Check each line of the material. Copy those containing "battery".

++++

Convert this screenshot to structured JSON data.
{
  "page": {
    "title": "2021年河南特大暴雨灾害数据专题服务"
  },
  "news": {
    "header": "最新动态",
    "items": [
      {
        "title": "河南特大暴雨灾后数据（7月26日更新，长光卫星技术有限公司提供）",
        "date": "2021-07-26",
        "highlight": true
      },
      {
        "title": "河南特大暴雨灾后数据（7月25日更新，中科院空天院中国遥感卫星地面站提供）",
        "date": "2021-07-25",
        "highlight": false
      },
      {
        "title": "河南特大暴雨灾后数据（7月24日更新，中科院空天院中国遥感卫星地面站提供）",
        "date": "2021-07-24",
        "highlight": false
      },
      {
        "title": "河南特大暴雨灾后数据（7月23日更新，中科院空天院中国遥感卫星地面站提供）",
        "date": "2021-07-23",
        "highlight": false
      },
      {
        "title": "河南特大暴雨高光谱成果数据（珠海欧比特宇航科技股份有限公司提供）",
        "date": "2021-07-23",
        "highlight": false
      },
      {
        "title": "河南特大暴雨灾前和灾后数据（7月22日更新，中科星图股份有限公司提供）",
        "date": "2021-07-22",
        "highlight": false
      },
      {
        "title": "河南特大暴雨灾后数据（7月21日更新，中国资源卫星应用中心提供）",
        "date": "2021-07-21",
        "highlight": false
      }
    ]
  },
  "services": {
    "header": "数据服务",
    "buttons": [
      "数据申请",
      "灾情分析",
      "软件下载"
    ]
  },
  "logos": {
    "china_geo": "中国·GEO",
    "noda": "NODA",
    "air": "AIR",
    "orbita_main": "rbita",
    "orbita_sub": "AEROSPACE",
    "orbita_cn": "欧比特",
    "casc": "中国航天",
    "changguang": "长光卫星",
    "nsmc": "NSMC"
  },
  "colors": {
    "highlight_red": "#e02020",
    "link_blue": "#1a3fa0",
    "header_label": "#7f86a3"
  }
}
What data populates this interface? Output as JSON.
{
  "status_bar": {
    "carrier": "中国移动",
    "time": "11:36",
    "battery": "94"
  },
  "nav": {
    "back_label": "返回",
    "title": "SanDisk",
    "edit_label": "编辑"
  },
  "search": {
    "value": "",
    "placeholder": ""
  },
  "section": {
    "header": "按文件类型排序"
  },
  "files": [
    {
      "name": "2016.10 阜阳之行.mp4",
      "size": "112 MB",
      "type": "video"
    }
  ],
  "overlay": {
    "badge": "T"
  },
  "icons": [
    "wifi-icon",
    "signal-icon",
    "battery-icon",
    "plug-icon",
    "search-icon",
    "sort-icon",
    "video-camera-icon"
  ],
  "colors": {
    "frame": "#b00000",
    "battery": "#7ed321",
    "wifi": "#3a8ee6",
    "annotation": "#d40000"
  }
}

++++

▶ _ANSWER TO THIS EXERCISE_:
    "battery": "94"
    "battery-icon",
    "battery": "#7ed321",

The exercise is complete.